Exercise passage Start Marker
Wednesday, June 14, 2023

Stir Crazy Museum Show

From February 1st thru May 31st the Museum of San Ramon Valley in Danville, CA held a quilt show featuring quilts made during the confinement of the COVID-19 pandemic. The logo and mascot of the show was a wall hanging titled Quinevere, the Quarantine Queen. It was a whimsical, delightful entry with toilet paper rollers in her hair and a portrait of Dr. Fauci hanging on the wall over her shoulder. The Danville website headlined the show as 'Stir Crazy Quilts' brings pandemic creativity to Museum of the San Ramon Valley


I entered two quilts that met the date criterion for when I made them. I noted after the fact both of them were gray tones and I am usually a brights person. The were Fifty Shades of Taupe (blog post for 6/29/2020) and Christmas Cars (blog post for 12/18/2020). I visited them and the rest of the entered quilts in the show in February at an opening reception with my husband; later in March when my daughter and granddaughter were visiting from Oklahoma I visited again with them. After these photos is the text of the information I submitted with each quilt.
Exercise passage End Marker
> **Problem**: Rewrite everything in the quilt show post from "I entered two" down to "with each quilt.", replacing "gray tones" with "earth tones". Work only from the quilt show post.
Dataset extract Start Marker
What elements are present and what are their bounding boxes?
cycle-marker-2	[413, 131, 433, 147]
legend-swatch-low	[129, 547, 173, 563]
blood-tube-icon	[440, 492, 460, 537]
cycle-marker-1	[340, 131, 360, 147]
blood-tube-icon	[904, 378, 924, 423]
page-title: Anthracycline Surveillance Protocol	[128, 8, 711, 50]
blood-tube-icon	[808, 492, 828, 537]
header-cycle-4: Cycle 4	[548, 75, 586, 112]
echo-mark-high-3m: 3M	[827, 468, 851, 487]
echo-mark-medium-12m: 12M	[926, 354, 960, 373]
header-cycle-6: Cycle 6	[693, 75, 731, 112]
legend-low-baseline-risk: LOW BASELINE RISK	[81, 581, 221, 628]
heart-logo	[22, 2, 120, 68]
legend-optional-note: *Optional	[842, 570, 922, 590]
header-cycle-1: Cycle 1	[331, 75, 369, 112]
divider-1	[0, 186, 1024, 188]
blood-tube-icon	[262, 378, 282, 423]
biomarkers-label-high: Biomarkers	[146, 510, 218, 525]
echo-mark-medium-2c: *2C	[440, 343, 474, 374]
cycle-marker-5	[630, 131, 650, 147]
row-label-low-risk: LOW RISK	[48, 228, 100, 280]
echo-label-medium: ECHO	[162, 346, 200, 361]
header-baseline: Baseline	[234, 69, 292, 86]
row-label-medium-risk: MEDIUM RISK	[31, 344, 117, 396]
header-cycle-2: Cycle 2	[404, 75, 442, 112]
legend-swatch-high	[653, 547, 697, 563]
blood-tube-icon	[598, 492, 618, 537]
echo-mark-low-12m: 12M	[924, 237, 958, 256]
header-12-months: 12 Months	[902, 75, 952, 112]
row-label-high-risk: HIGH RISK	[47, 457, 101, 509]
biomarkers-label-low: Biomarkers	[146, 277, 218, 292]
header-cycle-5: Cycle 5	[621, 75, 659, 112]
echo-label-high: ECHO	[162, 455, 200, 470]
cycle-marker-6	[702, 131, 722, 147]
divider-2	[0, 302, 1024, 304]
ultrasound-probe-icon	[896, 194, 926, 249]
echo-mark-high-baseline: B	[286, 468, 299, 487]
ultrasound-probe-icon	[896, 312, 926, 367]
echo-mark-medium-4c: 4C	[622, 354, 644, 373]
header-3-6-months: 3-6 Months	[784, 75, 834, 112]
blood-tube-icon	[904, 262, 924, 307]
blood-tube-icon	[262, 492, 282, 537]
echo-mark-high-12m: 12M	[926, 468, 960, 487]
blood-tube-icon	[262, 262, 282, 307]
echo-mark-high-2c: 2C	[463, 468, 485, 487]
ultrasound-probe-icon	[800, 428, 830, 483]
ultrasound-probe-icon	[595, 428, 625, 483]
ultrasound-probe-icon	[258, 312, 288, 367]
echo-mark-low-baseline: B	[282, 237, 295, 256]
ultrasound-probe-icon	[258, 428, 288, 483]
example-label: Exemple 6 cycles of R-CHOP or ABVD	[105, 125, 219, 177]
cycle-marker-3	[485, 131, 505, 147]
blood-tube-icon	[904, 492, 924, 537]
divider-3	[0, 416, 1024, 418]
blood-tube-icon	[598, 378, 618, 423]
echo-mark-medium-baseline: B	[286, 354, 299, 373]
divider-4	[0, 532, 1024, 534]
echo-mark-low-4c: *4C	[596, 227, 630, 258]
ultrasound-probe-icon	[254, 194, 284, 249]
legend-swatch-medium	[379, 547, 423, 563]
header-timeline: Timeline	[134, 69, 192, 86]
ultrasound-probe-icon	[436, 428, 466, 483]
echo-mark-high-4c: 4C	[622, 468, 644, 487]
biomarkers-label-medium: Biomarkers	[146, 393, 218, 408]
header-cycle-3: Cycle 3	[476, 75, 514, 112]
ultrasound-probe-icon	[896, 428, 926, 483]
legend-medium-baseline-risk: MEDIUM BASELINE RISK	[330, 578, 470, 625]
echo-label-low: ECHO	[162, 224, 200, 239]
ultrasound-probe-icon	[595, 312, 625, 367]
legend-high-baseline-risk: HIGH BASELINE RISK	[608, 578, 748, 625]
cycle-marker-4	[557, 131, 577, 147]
Dataset extract End Marker
> **Solution to this task**:
I entered two quilts that met the date criterion for when I made them. I noted after the fact both of them were earth tones and I am usually a brights person. The were Fifty Shades of Taupe (blog post for 6/29/2020) and Christmas Cars (blog post for 12/18/2020). I visited them and the rest of the entered quilts in the show in February at an opening reception with my husband; later in March when my daughter and granddaughter were visiting from Oklahoma I visited again with them. After these photos is the text of the information I submitted with each quilt.